**To be done:**
Please write out the complete listing that follows, exactly as it reads.
— Begin Exercise input —
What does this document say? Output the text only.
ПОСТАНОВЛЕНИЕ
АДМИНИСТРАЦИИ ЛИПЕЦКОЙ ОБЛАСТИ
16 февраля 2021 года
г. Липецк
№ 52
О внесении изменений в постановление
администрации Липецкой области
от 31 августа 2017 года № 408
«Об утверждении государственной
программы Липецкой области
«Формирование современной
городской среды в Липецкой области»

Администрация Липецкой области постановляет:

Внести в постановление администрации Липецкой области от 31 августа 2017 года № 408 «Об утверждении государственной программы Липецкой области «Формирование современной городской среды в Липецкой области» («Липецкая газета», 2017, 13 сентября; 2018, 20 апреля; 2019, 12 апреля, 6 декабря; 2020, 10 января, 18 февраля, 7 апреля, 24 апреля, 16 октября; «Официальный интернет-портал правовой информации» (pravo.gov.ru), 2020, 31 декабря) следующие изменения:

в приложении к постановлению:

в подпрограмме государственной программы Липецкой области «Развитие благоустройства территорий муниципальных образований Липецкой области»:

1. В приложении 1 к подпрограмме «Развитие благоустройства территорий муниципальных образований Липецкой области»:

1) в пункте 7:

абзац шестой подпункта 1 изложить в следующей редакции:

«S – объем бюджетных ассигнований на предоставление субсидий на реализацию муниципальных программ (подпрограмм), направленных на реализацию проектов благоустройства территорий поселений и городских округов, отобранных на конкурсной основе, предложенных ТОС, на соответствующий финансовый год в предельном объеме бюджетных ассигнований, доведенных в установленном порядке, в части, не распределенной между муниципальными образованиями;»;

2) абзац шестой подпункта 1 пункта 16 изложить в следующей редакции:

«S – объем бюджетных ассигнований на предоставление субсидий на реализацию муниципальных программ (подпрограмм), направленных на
— End Exercise input —
**Task output:**
What does this document say? Output the text only.
ПОСТАНОВЛЕНИЕ
АДМИНИСТРАЦИИ ЛИПЕЦКОЙ ОБЛАСТИ
16 февраля 2021 года
г. Липецк
№ 52
О внесении изменений в постановление
администрации Липецкой области
от 31 августа 2017 года № 408
«Об утверждении государственной
программы Липецкой области
«Формирование современной
городской среды в Липецкой области»

Администрация Липецкой области постановляет:

Внести в постановление администрации Липецкой области от 31 августа 2017 года № 408 «Об утверждении государственной программы Липецкой области «Формирование современной городской среды в Липецкой области» («Липецкая газета», 2017, 13 сентября; 2018, 20 апреля; 2019, 12 апреля, 6 декабря; 2020, 10 января, 18 февраля, 7 апреля, 24 апреля, 16 октября; «Официальный интернет-портал правовой информации» (pravo.gov.ru), 2020, 31 декабря) следующие изменения:

в приложении к постановлению:

в подпрограмме государственной программы Липецкой области «Развитие благоустройства территорий муниципальных образований Липецкой области»:

1. В приложении 1 к подпрограмме «Развитие благоустройства территорий муниципальных образований Липецкой области»:

1) в пункте 7:

абзац шестой подпункта 1 изложить в следующей редакции:

«S – объем бюджетных ассигнований на предоставление субсидий на реализацию муниципальных программ (подпрограмм), направленных на реализацию проектов благоустройства территорий поселений и городских округов, отобранных на конкурсной основе, предложенных ТОС, на соответствующий финансовый год в предельном объеме бюджетных ассигнований, доведенных в установленном порядке, в части, не распределенной между муниципальными образованиями;»;

2) абзац шестой подпункта 1 пункта 16 изложить в следующей редакции:

«S – объем бюджетных ассигнований на предоставление субсидий на реализацию муниципальных программ (подпрограмм), направленных на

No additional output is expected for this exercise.